▶

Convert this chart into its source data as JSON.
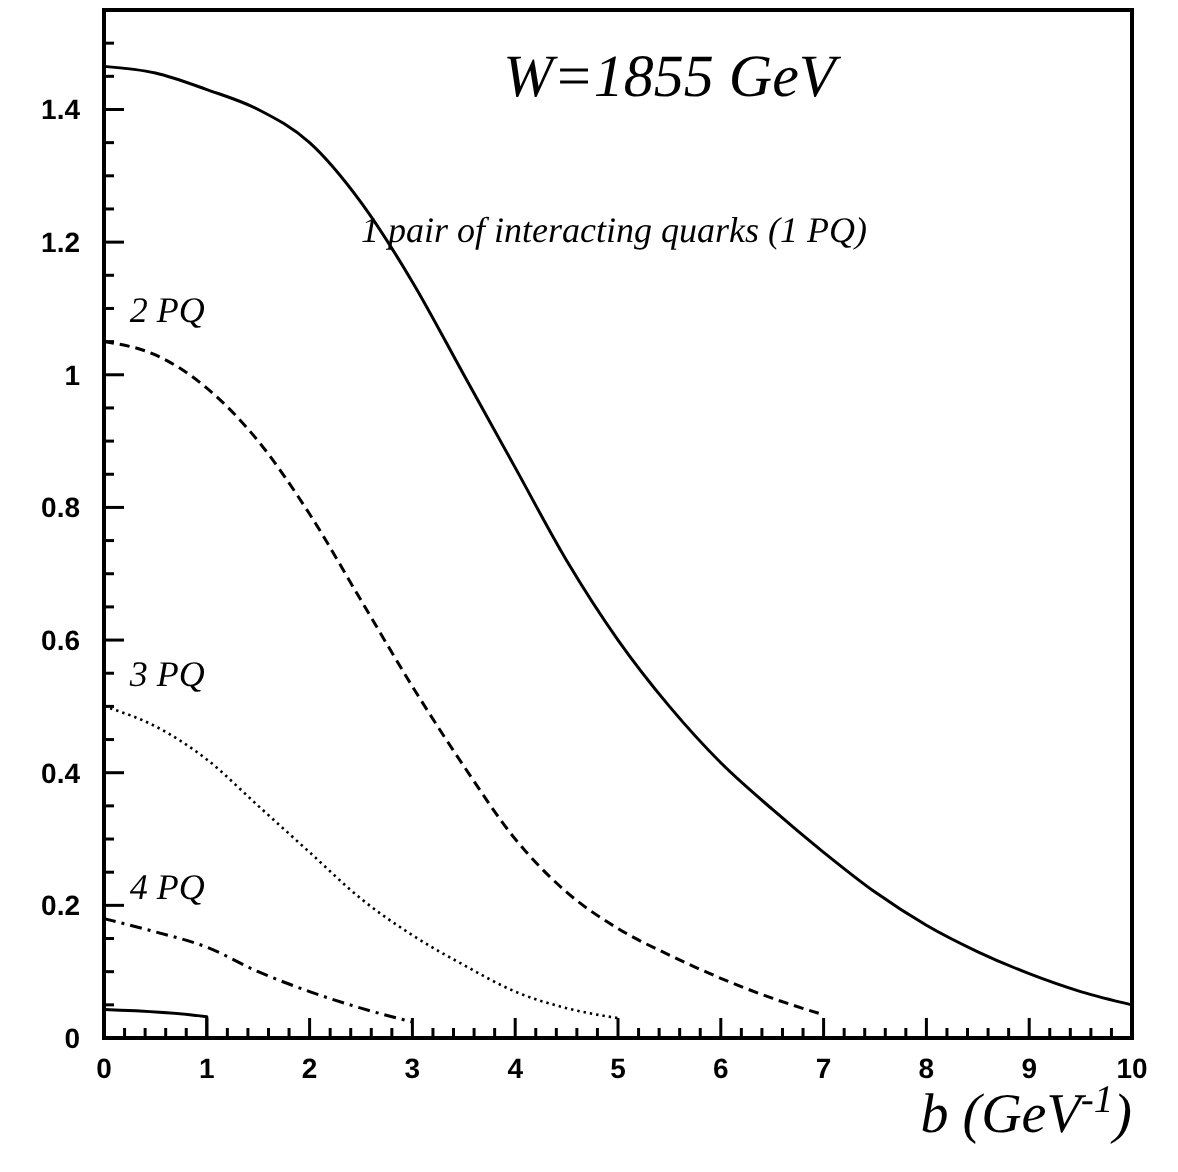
{
  "chart_data": {
    "type": "line",
    "title": "W=1855 GeV",
    "xlabel": "b (GeV$^{-1}$)",
    "xlim": [
      0,
      10
    ],
    "ylim": [
      0,
      1.55
    ],
    "xticks": [
      0,
      {
        "value": 0.2,
        "label": null
      },
      {
        "value": 0.4,
        "label": null
      },
      {
        "value": 0.6,
        "label": null
      },
      {
        "value": 0.8,
        "label": null
      },
      1,
      {
        "value": 1.2,
        "label": null
      },
      {
        "value": 1.4,
        "label": null
      },
      {
        "value": 1.6,
        "label": null
      },
      {
        "value": 1.8,
        "label": null
      },
      2,
      {
        "value": 2.2,
        "label": null
      },
      {
        "value": 2.4,
        "label": null
      },
      {
        "value": 2.6,
        "label": null
      },
      {
        "value": 2.8,
        "label": null
      },
      3,
      {
        "value": 3.2,
        "label": null
      },
      {
        "value": 3.4,
        "label": null
      },
      {
        "value": 3.6,
        "label": null
      },
      {
        "value": 3.8,
        "label": null
      },
      4,
      {
        "value": 4.2,
        "label": null
      },
      {
        "value": 4.4,
        "label": null
      },
      {
        "value": 4.6,
        "label": null
      },
      {
        "value": 4.8,
        "label": null
      },
      5,
      {
        "value": 5.2,
        "label": null
      },
      {
        "value": 5.4,
        "label": null
      },
      {
        "value": 5.6,
        "label": null
      },
      {
        "value": 5.8,
        "label": null
      },
      6,
      {
        "value": 6.2,
        "label": null
      },
      {
        "value": 6.4,
        "label": null
      },
      {
        "value": 6.6,
        "label": null
      },
      {
        "value": 6.8,
        "label": null
      },
      7,
      {
        "value": 7.2,
        "label": null
      },
      {
        "value": 7.4,
        "label": null
      },
      {
        "value": 7.6,
        "label": null
      },
      {
        "value": 7.8,
        "label": null
      },
      8,
      {
        "value": 8.2,
        "label": null
      },
      {
        "value": 8.4,
        "label": null
      },
      {
        "value": 8.6,
        "label": null
      },
      {
        "value": 8.8,
        "label": null
      },
      9,
      {
        "value": 9.2,
        "label": null
      },
      {
        "value": 9.4,
        "label": null
      },
      {
        "value": 9.6,
        "label": null
      },
      {
        "value": 9.8,
        "label": null
      },
      10
    ],
    "yticks": [
      0,
      {
        "value": 0.05,
        "label": null
      },
      {
        "value": 0.1,
        "label": null
      },
      {
        "value": 0.15,
        "label": null
      },
      0.2,
      {
        "value": 0.25,
        "label": null
      },
      {
        "value": 0.3,
        "label": null
      },
      {
        "value": 0.35,
        "label": null
      },
      0.4,
      {
        "value": 0.45,
        "label": null
      },
      {
        "value": 0.5,
        "label": null
      },
      {
        "value": 0.55,
        "label": null
      },
      0.6,
      {
        "value": 0.65,
        "label": null
      },
      {
        "value": 0.7,
        "label": null
      },
      {
        "value": 0.75,
        "label": null
      },
      0.8,
      {
        "value": 0.85,
        "label": null
      },
      {
        "value": 0.9,
        "label": null
      },
      {
        "value": 0.95,
        "label": null
      },
      1,
      {
        "value": 1.05,
        "label": null
      },
      {
        "value": 1.1,
        "label": null
      },
      {
        "value": 1.15,
        "label": null
      },
      1.2,
      {
        "value": 1.25,
        "label": null
      },
      {
        "value": 1.3,
        "label": null
      },
      {
        "value": 1.35,
        "label": null
      },
      1.4,
      {
        "value": 1.45,
        "label": null
      },
      {
        "value": 1.5,
        "label": null
      }
    ],
    "grid": false,
    "marker": "none",
    "series": [
      {
        "name": "1 pair of interacting quarks (1 PQ)",
        "color": "#000000",
        "line_style": "solid",
        "x": [
          0,
          0.5,
          1,
          1.5,
          2,
          2.5,
          3,
          3.5,
          4,
          4.5,
          5,
          5.5,
          6,
          6.5,
          7,
          7.5,
          8,
          8.5,
          9,
          9.5,
          10
        ],
        "values": [
          1.465,
          1.455,
          1.43,
          1.4,
          1.35,
          1.26,
          1.14,
          1.0,
          0.86,
          0.72,
          0.6,
          0.5,
          0.415,
          0.345,
          0.28,
          0.22,
          0.17,
          0.13,
          0.097,
          0.07,
          0.05
        ]
      },
      {
        "name": "2 PQ",
        "color": "#000000",
        "line_style": "dashed",
        "x": [
          0,
          0.5,
          1,
          1.5,
          2,
          2.5,
          3,
          3.5,
          4,
          4.5,
          5,
          5.5,
          6,
          6.5,
          7
        ],
        "values": [
          1.05,
          1.03,
          0.98,
          0.9,
          0.79,
          0.66,
          0.53,
          0.41,
          0.3,
          0.22,
          0.165,
          0.125,
          0.09,
          0.06,
          0.035
        ]
      },
      {
        "name": "3 PQ",
        "color": "#000000",
        "line_style": "dotted",
        "x": [
          0,
          0.5,
          1,
          1.5,
          2,
          2.5,
          3,
          3.5,
          4,
          4.5,
          5
        ],
        "values": [
          0.5,
          0.47,
          0.42,
          0.35,
          0.28,
          0.21,
          0.155,
          0.11,
          0.07,
          0.045,
          0.03
        ]
      },
      {
        "name": "4 PQ",
        "color": "#000000",
        "line_style": "dashdot",
        "x": [
          0,
          0.5,
          1,
          1.5,
          2,
          2.5,
          3
        ],
        "values": [
          0.18,
          0.16,
          0.137,
          0.1,
          0.07,
          0.045,
          0.024
        ]
      },
      {
        "color": "#000000",
        "line_style": "solid",
        "x": [
          0,
          1,
          1
        ],
        "values": [
          0.043,
          0.032,
          0
        ]
      }
    ]
  }
}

◀

What to produce
Reproduce the material in its entirety and word for word, without the pictures.

Full answer
Convert this chart into its source data as JSON.
{
  "chart_data": {
    "type": "line",
    "title": "W=1855 GeV",
    "xlabel": "b (GeV$^{-1}$)",
    "xlim": [
      0,
      10
    ],
    "ylim": [
      0,
      1.55
    ],
    "xticks": [
      0,
      {
        "value": 0.2,
        "label": null
      },
      {
        "value": 0.4,
        "label": null
      },
      {
        "value": 0.6,
        "label": null
      },
      {
        "value": 0.8,
        "label": null
      },
      1,
      {
        "value": 1.2,
        "label": null
      },
      {
        "value": 1.4,
        "label": null
      },
      {
        "value": 1.6,
        "label": null
      },
      {
        "value": 1.8,
        "label": null
      },
      2,
      {
        "value": 2.2,
        "label": null
      },
      {
        "value": 2.4,
        "label": null
      },
      {
        "value": 2.6,
        "label": null
      },
      {
        "value": 2.8,
        "label": null
      },
      3,
      {
        "value": 3.2,
        "label": null
      },
      {
        "value": 3.4,
        "label": null
      },
      {
        "value": 3.6,
        "label": null
      },
      {
        "value": 3.8,
        "label": null
      },
      4,
      {
        "value": 4.2,
        "label": null
      },
      {
        "value": 4.4,
        "label": null
      },
      {
        "value": 4.6,
        "label": null
      },
      {
        "value": 4.8,
        "label": null
      },
      5,
      {
        "value": 5.2,
        "label": null
      },
      {
        "value": 5.4,
        "label": null
      },
      {
        "value": 5.6,
        "label": null
      },
      {
        "value": 5.8,
        "label": null
      },
      6,
      {
        "value": 6.2,
        "label": null
      },
      {
        "value": 6.4,
        "label": null
      },
      {
        "value": 6.6,
        "label": null
      },
      {
        "value": 6.8,
        "label": null
      },
      7,
      {
        "value": 7.2,
        "label": null
      },
      {
        "value": 7.4,
        "label": null
      },
      {
        "value": 7.6,
        "label": null
      },
      {
        "value": 7.8,
        "label": null
      },
      8,
      {
        "value": 8.2,
        "label": null
      },
      {
        "value": 8.4,
        "label": null
      },
      {
        "value": 8.6,
        "label": null
      },
      {
        "value": 8.8,
        "label": null
      },
      9,
      {
        "value": 9.2,
        "label": null
      },
      {
        "value": 9.4,
        "label": null
      },
      {
        "value": 9.6,
        "label": null
      },
      {
        "value": 9.8,
        "label": null
      },
      10
    ],
    "yticks": [
      0,
      {
        "value": 0.05,
        "label": null
      },
      {
        "value": 0.1,
        "label": null
      },
      {
        "value": 0.15,
        "label": null
      },
      0.2,
      {
        "value": 0.25,
        "label": null
      },
      {
        "value": 0.3,
        "label": null
      },
      {
        "value": 0.35,
        "label": null
      },
      0.4,
      {
        "value": 0.45,
        "label": null
      },
      {
        "value": 0.5,
        "label": null
      },
      {
        "value": 0.55,
        "label": null
      },
      0.6,
      {
        "value": 0.65,
        "label": null
      },
      {
        "value": 0.7,
        "label": null
      },
      {
        "value": 0.75,
        "label": null
      },
      0.8,
      {
        "value": 0.85,
        "label": null
      },
      {
        "value": 0.9,
        "label": null
      },
      {
        "value": 0.95,
        "label": null
      },
      1,
      {
        "value": 1.05,
        "label": null
      },
      {
        "value": 1.1,
        "label": null
      },
      {
        "value": 1.15,
        "label": null
      },
      1.2,
      {
        "value": 1.25,
        "label": null
      },
      {
        "value": 1.3,
        "label": null
      },
      {
        "value": 1.35,
        "label": null
      },
      1.4,
      {
        "value": 1.45,
        "label": null
      },
      {
        "value": 1.5,
        "label": null
      }
    ],
    "grid": false,
    "marker": "none",
    "series": [
      {
        "name": "1 pair of interacting quarks (1 PQ)",
        "color": "#000000",
        "line_style": "solid",
        "x": [
          0,
          0.5,
          1,
          1.5,
          2,
          2.5,
          3,
          3.5,
          4,
          4.5,
          5,
          5.5,
          6,
          6.5,
          7,
          7.5,
          8,
          8.5,
          9,
          9.5,
          10
        ],
        "values": [
          1.465,
          1.455,
          1.43,
          1.4,
          1.35,
          1.26,
          1.14,
          1.0,
          0.86,
          0.72,
          0.6,
          0.5,
          0.415,
          0.345,
          0.28,
          0.22,
          0.17,
          0.13,
          0.097,
          0.07,
          0.05
        ]
      },
      {
        "name": "2 PQ",
        "color": "#000000",
        "line_style": "dashed",
        "x": [
          0,
          0.5,
          1,
          1.5,
          2,
          2.5,
          3,
          3.5,
          4,
          4.5,
          5,
          5.5,
          6,
          6.5,
          7
        ],
        "values": [
          1.05,
          1.03,
          0.98,
          0.9,
          0.79,
          0.66,
          0.53,
          0.41,
          0.3,
          0.22,
          0.165,
          0.125,
          0.09,
          0.06,
          0.035
        ]
      },
      {
        "name": "3 PQ",
        "color": "#000000",
        "line_style": "dotted",
        "x": [
          0,
          0.5,
          1,
          1.5,
          2,
          2.5,
          3,
          3.5,
          4,
          4.5,
          5
        ],
        "values": [
          0.5,
          0.47,
          0.42,
          0.35,
          0.28,
          0.21,
          0.155,
          0.11,
          0.07,
          0.045,
          0.03
        ]
      },
      {
        "name": "4 PQ",
        "color": "#000000",
        "line_style": "dashdot",
        "x": [
          0,
          0.5,
          1,
          1.5,
          2,
          2.5,
          3
        ],
        "values": [
          0.18,
          0.16,
          0.137,
          0.1,
          0.07,
          0.045,
          0.024
        ]
      },
      {
        "color": "#000000",
        "line_style": "solid",
        "x": [
          0,
          1,
          1
        ],
        "values": [
          0.043,
          0.032,
          0
        ]
      }
    ]
  }
}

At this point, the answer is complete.